[Begin]

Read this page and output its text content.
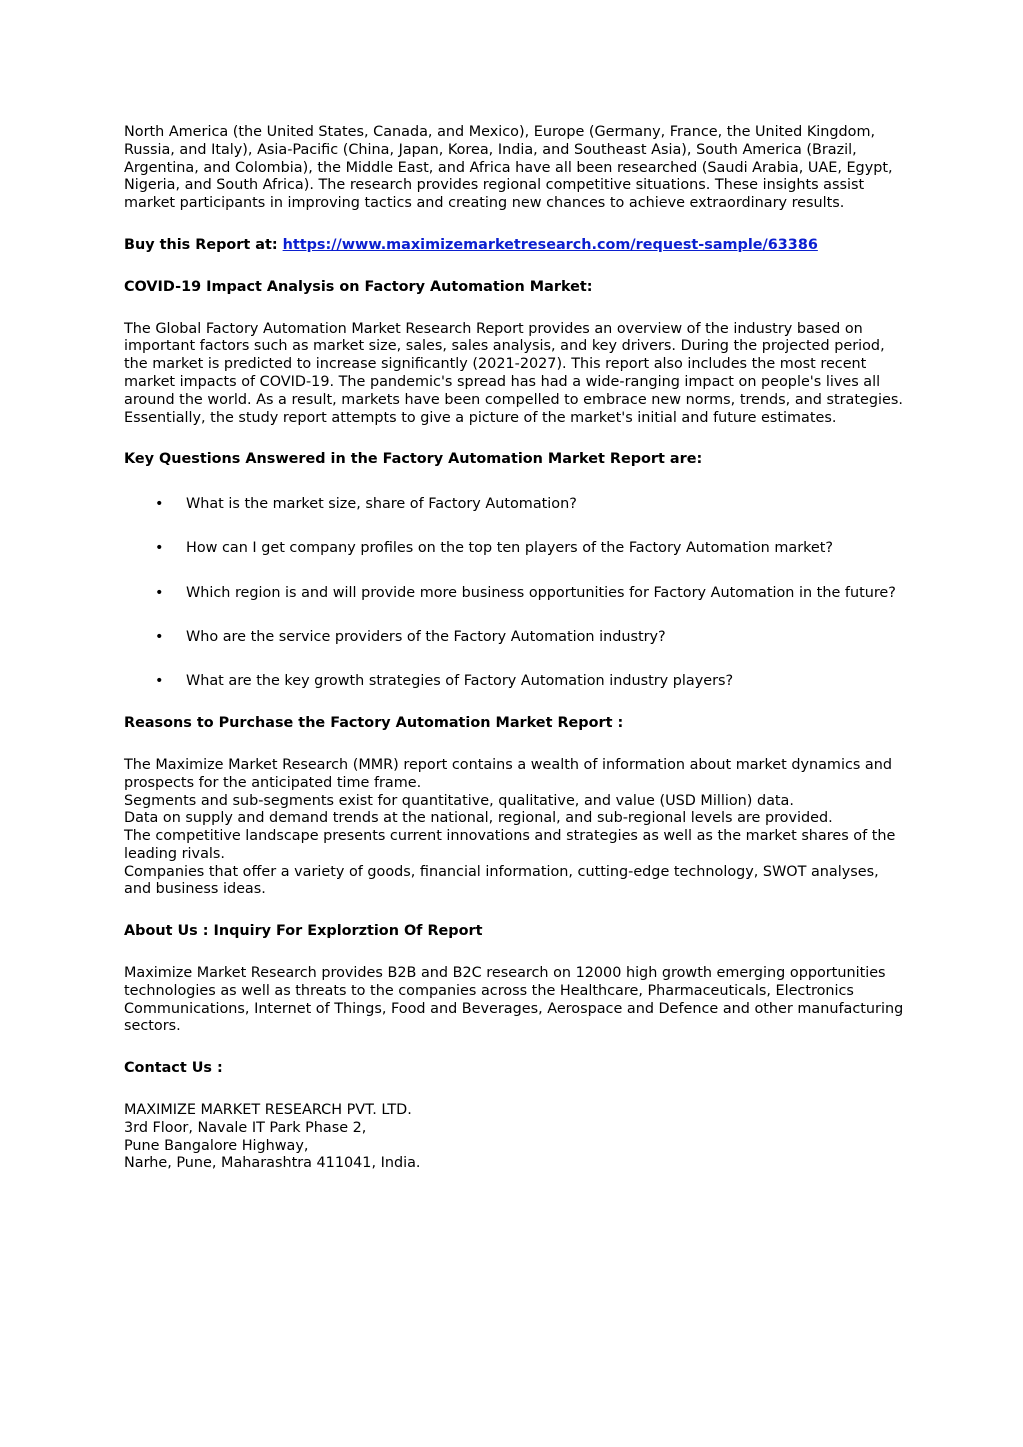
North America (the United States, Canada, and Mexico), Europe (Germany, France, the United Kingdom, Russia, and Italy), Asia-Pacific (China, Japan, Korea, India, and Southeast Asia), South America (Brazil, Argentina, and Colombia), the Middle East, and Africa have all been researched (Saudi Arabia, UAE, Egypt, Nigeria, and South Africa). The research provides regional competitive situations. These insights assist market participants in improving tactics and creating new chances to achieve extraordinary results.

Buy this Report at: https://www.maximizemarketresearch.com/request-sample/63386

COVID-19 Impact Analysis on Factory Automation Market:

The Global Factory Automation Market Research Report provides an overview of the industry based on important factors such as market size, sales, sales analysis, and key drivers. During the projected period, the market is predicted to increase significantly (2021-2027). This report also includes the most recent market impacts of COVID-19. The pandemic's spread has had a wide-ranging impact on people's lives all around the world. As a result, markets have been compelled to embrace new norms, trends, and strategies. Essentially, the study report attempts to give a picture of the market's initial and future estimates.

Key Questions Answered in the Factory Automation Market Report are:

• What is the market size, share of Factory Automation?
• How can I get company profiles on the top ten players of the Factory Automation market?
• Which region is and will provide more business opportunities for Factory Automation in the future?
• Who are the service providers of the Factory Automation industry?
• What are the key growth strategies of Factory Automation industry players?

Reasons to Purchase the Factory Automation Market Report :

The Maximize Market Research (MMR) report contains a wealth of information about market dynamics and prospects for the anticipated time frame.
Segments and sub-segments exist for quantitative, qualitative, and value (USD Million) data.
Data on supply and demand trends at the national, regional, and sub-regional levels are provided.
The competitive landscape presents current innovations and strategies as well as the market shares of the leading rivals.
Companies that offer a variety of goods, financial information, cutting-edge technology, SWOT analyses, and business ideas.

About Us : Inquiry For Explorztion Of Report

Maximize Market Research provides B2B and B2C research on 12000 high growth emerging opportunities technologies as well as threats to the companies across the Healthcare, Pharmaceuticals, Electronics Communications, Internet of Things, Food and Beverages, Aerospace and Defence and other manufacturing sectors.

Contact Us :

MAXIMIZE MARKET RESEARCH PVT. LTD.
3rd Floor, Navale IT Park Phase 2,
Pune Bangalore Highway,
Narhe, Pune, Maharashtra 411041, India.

[End]
[Begin]

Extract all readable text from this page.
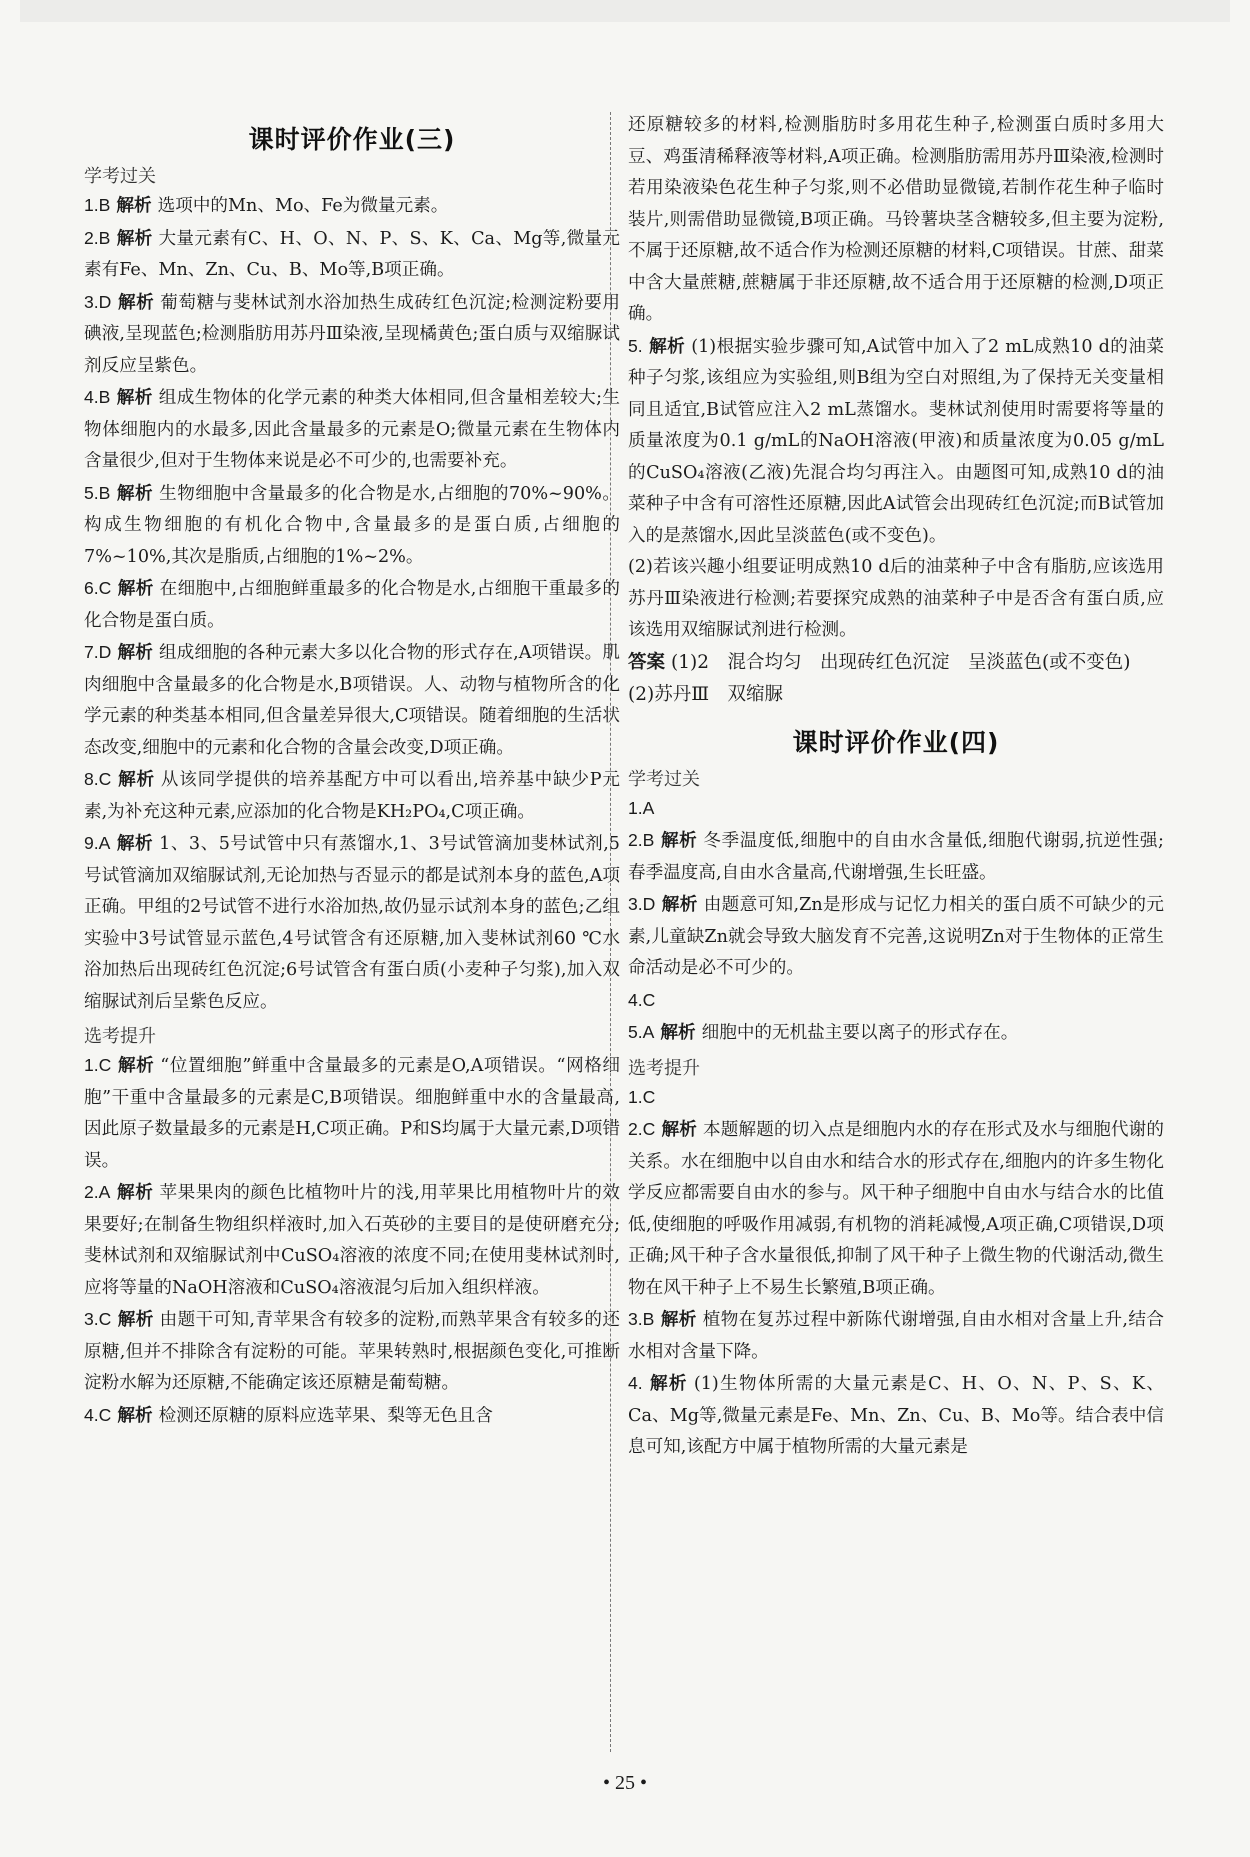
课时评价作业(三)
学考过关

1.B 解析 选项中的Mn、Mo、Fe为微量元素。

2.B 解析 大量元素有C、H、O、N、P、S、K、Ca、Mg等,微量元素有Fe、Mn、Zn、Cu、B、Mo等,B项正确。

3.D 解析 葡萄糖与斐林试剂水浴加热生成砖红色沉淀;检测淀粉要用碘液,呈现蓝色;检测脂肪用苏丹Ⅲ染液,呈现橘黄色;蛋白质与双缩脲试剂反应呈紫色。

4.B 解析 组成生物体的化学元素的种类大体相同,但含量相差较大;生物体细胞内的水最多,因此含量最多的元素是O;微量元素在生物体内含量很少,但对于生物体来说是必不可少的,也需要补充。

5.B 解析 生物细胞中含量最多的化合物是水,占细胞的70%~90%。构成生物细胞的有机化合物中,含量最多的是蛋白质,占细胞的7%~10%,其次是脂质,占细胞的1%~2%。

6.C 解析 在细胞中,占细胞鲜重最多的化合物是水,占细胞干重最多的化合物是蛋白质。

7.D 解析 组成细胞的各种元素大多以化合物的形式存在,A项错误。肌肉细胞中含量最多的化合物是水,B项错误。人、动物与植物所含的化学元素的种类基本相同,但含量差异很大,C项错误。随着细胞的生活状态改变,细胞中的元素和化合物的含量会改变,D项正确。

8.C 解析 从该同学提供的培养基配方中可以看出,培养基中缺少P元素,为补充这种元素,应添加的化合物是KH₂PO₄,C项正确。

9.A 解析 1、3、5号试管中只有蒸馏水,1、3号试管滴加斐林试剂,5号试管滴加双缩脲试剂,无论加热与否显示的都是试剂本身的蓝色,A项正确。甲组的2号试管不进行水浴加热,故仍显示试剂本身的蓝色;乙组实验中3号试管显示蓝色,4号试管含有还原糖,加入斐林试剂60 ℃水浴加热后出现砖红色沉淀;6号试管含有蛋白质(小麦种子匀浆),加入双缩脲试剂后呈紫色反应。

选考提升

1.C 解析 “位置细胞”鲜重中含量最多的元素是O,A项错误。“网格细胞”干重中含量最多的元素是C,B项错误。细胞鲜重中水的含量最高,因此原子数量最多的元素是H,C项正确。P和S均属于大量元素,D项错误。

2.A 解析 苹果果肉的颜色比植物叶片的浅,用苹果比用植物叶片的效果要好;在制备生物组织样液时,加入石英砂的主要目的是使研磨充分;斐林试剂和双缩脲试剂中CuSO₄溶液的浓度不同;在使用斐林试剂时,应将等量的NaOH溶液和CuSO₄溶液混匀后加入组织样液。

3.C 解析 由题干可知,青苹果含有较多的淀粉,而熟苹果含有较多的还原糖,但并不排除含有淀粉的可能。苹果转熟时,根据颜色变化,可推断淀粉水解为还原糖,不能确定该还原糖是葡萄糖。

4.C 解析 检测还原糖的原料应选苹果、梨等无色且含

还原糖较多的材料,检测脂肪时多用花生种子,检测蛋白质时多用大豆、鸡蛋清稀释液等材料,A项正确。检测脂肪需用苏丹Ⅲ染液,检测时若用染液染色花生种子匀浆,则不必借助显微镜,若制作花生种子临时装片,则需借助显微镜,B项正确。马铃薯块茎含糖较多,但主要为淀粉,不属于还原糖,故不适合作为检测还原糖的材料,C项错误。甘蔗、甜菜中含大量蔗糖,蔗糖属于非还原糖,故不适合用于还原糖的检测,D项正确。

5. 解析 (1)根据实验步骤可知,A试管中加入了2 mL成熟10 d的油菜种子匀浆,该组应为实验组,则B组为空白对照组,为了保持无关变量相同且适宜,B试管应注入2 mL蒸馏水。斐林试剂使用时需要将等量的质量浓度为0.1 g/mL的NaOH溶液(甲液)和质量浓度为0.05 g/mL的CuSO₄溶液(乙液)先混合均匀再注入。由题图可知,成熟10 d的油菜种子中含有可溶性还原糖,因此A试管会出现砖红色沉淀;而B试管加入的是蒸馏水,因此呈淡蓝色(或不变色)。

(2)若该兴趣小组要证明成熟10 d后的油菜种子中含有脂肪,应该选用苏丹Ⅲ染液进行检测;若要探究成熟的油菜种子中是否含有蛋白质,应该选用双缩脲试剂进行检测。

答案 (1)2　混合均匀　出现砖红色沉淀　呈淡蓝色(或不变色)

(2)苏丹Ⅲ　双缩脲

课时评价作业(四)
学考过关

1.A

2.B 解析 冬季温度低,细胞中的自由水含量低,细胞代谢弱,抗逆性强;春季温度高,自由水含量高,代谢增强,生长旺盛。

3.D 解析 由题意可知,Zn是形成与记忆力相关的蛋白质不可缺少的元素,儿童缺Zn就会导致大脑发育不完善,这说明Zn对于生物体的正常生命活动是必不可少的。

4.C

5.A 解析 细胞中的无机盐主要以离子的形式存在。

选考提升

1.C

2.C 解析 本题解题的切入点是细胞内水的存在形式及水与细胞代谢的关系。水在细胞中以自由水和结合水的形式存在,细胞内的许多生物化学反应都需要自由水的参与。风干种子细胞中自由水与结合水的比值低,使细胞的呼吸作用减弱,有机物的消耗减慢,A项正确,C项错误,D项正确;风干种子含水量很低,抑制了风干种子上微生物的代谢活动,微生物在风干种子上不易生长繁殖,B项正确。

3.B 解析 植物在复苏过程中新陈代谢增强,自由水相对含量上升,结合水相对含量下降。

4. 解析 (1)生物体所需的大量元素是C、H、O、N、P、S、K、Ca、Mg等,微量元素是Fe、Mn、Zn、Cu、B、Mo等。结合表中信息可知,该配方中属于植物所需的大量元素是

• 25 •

[End]

Directive: Establish how many lines of the records contain the string "well" and state that number without elaboration.

Correct result: 2